Gather all lines with "right" from the records.

======== DATA SHOWN

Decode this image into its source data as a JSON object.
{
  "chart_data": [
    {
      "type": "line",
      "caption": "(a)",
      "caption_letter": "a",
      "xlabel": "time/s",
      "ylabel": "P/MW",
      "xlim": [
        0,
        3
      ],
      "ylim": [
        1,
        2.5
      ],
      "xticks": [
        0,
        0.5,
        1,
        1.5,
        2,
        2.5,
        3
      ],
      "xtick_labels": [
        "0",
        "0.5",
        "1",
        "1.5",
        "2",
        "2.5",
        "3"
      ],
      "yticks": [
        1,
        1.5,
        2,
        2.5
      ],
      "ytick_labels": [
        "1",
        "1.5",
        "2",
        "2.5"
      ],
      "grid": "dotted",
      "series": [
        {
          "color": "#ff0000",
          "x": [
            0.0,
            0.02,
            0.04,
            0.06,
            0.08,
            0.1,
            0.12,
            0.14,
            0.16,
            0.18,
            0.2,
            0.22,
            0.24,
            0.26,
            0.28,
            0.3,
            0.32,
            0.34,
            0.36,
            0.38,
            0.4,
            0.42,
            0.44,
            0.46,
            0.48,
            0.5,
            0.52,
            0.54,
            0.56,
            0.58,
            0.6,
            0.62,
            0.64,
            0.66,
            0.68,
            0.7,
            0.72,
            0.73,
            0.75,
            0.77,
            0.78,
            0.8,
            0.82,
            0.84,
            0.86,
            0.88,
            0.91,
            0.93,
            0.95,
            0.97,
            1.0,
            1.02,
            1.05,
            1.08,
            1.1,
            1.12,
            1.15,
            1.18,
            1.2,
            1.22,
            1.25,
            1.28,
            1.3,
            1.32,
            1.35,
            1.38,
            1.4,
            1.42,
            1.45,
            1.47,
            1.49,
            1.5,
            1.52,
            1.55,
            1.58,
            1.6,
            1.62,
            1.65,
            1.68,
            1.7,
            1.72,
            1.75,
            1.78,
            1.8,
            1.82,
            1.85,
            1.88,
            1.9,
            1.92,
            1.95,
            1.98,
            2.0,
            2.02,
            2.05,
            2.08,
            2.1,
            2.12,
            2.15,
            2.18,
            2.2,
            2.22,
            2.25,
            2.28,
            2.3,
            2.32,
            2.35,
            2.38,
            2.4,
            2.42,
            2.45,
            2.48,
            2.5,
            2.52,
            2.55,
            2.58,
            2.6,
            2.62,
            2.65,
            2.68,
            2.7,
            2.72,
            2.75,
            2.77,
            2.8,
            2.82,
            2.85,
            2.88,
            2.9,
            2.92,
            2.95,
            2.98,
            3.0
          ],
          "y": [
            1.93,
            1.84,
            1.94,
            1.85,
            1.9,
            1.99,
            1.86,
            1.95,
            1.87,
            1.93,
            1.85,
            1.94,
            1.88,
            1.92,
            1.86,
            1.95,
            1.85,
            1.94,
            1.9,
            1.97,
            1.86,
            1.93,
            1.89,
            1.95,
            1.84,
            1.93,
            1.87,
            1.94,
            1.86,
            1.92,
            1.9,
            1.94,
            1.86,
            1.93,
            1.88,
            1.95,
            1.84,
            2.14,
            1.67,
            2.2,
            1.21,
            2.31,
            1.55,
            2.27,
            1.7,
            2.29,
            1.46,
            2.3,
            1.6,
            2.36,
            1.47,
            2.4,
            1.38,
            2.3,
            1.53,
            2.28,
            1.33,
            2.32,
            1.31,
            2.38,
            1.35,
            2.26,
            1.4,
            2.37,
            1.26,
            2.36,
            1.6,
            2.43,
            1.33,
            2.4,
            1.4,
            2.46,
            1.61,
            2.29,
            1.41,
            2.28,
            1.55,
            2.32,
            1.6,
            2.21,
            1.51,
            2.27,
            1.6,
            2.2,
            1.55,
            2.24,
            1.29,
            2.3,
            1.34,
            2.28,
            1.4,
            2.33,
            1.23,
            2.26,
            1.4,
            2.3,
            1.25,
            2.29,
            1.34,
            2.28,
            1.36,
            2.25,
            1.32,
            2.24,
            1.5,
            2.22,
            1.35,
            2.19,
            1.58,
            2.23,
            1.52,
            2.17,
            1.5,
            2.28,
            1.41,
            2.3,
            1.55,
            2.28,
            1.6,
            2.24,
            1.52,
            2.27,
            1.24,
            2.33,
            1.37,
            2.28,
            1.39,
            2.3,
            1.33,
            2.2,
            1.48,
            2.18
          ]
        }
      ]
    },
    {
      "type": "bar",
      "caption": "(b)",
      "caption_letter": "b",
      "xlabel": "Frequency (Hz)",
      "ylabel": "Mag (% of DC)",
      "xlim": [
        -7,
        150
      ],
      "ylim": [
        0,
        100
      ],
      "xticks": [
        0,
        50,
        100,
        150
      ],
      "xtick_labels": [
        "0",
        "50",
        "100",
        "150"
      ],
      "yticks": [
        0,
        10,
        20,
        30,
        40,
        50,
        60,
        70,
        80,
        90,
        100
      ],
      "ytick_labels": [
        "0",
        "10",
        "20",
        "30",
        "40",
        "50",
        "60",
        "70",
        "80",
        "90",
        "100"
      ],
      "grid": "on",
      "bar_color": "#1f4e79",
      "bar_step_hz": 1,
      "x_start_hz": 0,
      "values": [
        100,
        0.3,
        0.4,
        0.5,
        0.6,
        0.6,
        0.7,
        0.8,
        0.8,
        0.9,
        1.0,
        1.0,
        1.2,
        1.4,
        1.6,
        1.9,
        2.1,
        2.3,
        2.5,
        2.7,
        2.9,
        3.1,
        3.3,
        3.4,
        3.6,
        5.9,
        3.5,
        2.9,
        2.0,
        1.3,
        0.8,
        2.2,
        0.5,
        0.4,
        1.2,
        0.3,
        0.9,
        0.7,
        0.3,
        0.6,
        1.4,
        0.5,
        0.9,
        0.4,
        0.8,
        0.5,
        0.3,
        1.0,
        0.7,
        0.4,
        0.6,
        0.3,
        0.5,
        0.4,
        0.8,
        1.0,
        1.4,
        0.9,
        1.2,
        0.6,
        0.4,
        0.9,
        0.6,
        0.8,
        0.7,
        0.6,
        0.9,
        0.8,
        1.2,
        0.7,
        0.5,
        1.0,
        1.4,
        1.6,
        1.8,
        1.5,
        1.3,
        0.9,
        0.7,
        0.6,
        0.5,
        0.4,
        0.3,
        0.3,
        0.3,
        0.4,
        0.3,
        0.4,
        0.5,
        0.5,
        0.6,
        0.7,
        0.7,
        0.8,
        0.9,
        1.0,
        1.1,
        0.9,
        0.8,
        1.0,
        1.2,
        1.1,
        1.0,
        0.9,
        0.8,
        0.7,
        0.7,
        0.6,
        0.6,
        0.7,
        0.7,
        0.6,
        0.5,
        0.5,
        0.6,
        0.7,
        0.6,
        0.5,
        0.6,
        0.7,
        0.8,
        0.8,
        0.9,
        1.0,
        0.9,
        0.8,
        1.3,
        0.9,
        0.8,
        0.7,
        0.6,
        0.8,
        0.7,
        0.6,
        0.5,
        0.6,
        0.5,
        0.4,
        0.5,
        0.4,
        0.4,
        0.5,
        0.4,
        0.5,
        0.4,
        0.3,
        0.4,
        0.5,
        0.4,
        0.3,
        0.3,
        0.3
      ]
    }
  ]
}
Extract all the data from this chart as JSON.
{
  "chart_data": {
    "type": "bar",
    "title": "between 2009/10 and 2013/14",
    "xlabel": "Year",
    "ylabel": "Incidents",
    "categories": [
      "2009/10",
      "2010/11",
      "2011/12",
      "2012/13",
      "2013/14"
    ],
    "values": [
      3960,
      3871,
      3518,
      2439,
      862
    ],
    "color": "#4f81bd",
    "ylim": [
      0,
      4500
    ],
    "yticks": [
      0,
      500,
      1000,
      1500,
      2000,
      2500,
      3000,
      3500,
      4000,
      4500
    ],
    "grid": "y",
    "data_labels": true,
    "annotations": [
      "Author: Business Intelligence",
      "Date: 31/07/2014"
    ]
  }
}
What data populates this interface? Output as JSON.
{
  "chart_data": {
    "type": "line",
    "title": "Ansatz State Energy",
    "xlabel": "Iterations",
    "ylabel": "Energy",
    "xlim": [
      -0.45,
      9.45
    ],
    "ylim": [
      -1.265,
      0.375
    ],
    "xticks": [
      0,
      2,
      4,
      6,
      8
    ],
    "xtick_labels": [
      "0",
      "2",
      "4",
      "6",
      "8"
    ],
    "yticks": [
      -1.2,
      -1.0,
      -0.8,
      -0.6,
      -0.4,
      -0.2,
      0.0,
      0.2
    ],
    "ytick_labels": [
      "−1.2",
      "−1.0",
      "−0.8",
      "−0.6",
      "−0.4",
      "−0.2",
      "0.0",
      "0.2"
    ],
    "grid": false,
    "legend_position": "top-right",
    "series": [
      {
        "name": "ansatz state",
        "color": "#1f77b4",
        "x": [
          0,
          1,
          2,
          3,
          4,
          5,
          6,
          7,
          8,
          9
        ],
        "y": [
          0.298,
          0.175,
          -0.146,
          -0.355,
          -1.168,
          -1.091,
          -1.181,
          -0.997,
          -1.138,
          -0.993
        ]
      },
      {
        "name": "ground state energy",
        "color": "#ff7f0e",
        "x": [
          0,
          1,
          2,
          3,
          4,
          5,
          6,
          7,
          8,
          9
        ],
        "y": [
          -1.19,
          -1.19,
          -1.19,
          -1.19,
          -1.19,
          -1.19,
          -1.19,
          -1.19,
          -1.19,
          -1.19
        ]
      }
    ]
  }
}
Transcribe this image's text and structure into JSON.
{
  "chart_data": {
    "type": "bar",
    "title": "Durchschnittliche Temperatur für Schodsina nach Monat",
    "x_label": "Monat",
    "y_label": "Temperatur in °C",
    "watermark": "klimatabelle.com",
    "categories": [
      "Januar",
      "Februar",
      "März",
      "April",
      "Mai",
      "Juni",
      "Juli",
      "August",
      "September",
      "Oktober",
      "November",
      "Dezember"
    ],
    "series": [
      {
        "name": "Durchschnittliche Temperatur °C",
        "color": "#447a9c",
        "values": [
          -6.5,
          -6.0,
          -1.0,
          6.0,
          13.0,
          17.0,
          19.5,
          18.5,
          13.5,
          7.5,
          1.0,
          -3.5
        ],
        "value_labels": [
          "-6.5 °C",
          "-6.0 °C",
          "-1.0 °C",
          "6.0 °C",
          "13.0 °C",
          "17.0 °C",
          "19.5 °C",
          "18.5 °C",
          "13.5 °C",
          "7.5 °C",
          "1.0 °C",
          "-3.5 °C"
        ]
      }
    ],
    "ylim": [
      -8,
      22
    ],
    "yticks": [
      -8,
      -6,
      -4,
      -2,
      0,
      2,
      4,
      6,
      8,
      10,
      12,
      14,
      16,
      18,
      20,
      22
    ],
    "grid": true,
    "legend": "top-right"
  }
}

================

• FINISHED EXERCISE:
    "legend_position": "top-right",
    "legend": "top-right"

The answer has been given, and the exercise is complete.